● Task directions: Show every line containing "알레르기물질" by copying it.

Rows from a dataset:
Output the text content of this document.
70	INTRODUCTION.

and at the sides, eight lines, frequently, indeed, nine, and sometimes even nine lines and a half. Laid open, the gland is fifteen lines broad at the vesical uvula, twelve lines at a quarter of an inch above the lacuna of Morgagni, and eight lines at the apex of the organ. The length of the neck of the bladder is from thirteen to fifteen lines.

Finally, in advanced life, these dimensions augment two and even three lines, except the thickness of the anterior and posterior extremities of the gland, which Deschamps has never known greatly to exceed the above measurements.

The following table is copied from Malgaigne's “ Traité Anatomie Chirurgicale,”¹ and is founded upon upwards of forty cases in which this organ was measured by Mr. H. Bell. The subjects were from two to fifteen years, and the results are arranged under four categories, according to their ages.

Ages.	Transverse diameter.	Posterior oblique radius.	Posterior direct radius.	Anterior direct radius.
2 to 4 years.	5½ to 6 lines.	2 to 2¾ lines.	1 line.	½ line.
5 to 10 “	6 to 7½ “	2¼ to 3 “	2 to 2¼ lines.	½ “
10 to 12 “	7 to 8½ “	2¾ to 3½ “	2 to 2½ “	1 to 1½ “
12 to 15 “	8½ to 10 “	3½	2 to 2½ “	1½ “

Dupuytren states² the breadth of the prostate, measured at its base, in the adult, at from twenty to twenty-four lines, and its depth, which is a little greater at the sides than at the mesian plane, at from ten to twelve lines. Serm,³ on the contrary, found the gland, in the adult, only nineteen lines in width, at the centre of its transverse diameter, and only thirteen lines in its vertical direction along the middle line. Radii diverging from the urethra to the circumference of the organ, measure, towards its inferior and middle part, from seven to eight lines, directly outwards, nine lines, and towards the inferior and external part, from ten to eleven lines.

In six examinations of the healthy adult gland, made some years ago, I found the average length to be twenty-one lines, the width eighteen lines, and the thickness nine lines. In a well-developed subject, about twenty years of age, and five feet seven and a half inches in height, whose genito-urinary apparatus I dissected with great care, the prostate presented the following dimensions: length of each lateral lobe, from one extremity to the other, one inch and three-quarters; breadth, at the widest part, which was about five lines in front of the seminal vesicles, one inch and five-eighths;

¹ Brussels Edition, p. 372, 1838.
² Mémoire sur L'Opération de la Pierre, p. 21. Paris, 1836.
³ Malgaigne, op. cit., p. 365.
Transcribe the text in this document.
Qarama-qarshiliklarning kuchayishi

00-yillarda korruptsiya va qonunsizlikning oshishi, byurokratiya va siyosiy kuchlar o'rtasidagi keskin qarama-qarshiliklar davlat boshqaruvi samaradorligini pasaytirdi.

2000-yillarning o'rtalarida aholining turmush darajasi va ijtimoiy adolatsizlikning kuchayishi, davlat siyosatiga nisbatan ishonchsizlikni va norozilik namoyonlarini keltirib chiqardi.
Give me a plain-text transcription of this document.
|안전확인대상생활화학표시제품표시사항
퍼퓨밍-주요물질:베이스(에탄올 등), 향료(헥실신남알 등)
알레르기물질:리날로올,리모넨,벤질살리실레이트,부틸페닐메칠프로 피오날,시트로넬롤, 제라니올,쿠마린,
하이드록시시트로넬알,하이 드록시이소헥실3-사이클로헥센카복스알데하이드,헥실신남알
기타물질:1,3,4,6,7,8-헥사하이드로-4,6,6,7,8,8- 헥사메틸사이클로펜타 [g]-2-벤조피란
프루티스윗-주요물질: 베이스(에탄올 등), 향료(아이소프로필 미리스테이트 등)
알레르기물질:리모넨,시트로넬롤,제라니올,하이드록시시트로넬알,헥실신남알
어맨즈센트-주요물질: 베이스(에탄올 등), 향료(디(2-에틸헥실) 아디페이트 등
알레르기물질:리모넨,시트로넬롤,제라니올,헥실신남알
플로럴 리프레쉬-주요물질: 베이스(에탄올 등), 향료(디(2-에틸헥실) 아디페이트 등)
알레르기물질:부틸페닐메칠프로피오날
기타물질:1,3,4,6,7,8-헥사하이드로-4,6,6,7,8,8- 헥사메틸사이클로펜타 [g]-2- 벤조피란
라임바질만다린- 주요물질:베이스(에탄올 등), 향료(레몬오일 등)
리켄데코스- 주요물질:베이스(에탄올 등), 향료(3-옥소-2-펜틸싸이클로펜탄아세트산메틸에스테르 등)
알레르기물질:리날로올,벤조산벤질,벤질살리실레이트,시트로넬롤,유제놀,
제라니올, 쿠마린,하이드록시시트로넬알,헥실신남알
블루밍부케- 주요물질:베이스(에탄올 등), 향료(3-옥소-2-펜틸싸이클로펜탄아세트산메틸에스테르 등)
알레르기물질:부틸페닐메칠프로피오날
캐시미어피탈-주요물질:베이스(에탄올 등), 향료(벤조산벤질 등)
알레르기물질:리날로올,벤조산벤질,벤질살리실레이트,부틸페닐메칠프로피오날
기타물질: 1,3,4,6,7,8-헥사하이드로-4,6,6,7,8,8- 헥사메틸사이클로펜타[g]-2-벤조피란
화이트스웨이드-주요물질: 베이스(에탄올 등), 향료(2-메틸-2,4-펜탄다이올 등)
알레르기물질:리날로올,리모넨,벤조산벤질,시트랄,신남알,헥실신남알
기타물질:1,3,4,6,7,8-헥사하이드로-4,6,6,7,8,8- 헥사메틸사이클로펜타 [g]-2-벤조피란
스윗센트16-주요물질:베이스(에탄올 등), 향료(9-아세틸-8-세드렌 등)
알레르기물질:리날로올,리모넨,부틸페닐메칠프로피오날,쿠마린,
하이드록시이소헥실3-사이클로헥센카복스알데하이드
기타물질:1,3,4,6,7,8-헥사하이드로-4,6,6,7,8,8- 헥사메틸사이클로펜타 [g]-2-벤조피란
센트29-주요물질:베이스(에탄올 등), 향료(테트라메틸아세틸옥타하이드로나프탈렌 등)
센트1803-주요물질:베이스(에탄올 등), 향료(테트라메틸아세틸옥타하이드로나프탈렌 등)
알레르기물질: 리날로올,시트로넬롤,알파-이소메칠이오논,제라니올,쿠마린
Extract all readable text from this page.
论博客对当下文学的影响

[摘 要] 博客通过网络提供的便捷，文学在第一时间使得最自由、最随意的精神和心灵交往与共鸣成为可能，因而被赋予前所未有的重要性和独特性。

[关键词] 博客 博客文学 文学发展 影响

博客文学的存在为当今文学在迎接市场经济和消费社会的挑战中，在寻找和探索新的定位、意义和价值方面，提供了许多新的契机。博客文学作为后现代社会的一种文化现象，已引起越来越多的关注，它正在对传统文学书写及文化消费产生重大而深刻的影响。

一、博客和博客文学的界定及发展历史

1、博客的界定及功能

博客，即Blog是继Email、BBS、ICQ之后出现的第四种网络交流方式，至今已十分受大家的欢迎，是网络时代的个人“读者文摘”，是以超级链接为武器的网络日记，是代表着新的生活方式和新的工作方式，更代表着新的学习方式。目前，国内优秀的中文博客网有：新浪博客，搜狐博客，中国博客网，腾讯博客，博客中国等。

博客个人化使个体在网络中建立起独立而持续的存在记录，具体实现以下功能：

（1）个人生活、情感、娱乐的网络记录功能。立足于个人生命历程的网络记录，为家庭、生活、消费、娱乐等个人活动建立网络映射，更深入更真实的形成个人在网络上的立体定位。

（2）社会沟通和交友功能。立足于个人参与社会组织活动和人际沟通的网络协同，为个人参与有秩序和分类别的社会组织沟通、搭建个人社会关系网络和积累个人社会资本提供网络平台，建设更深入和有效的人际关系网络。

● Output for this task:
알레르기물질:리날로올,리모넨,벤질살리실레이트,부틸페닐메칠프로 피오날,시트로넬롤, 제라니올,쿠마린,
알레르기물질:리모넨,시트로넬롤,제라니올,하이드록시시트로넬알,헥실신남알
알레르기물질:리모넨,시트로넬롤,제라니올,헥실신남알
알레르기물질:부틸페닐메칠프로피오날
알레르기물질:리날로올,벤조산벤질,벤질살리실레이트,시트로넬롤,유제놀,
알레르기물질:부틸페닐메칠프로피오날
알레르기물질:리날로올,벤조산벤질,벤질살리실레이트,부틸페닐메칠프로피오날
알레르기물질:리날로올,리모넨,벤조산벤질,시트랄,신남알,헥실신남알
알레르기물질:리날로올,리모넨,부틸페닐메칠프로피오날,쿠마린,
알레르기물질: 리날로올,시트로넬롤,알파-이소메칠이오논,제라니올,쿠마린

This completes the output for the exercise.